TASK INSTRUCTIONS. Check each line below for the word "value", and copy those that have it.

ENTRIES.
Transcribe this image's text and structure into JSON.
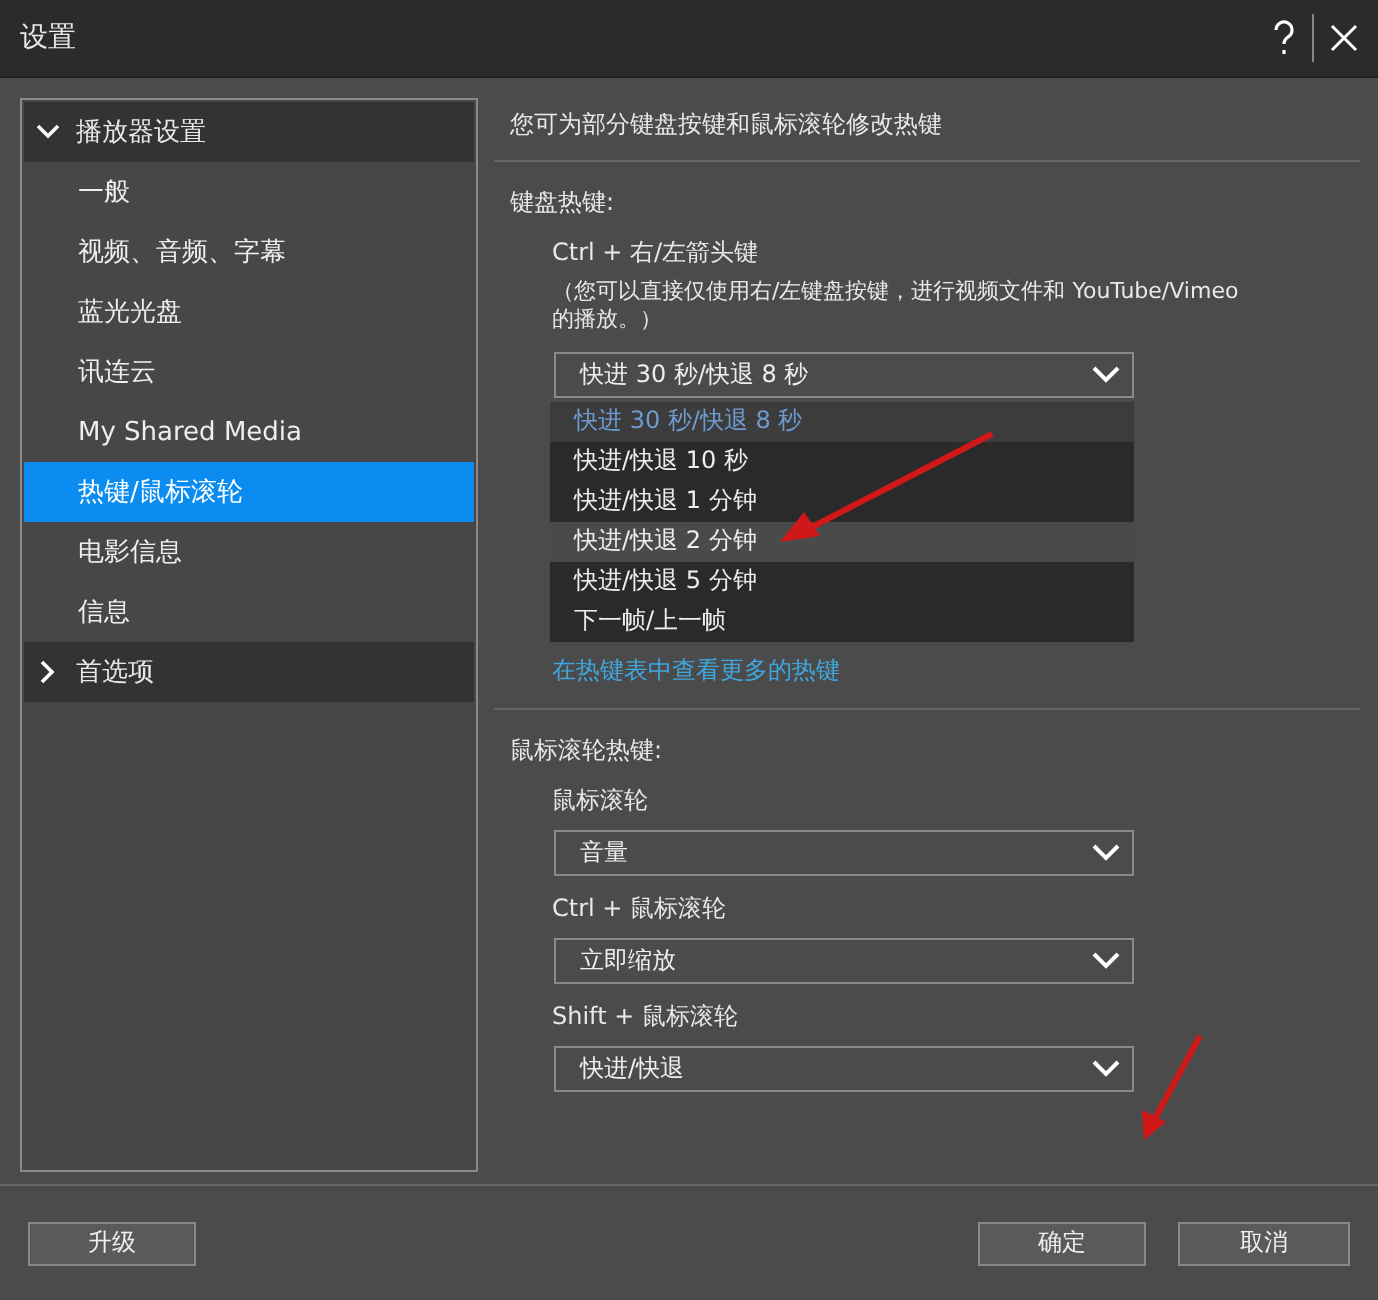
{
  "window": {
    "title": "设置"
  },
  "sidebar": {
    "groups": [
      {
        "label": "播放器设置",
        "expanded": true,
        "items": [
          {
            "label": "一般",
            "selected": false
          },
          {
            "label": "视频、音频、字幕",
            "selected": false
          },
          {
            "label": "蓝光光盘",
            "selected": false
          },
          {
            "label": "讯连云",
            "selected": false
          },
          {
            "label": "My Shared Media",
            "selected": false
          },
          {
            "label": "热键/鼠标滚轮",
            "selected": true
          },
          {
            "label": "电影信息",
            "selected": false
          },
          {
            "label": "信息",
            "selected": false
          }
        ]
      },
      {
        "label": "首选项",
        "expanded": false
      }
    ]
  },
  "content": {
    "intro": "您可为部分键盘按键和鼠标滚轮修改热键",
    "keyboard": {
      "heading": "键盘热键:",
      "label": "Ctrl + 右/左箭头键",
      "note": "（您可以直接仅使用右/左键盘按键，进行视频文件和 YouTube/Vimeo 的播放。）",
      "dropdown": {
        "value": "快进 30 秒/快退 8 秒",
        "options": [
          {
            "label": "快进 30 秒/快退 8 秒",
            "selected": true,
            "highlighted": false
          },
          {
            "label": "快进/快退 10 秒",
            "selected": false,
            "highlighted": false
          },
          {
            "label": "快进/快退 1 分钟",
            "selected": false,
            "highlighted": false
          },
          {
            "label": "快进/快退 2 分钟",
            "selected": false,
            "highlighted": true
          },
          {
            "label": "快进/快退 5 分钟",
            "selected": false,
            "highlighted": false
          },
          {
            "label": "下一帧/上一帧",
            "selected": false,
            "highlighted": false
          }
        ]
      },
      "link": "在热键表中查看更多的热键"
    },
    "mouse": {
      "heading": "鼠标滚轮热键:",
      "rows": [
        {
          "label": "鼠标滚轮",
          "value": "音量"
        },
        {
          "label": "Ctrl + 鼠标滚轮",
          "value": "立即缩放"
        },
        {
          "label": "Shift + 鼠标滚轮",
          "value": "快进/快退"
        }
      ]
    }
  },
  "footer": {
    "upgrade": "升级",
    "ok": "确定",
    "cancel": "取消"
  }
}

OUTPUT.
        "value": "快进 30 秒/快退 8 秒",
          "value": "音量"
          "value": "立即缩放"
          "value": "快进/快退"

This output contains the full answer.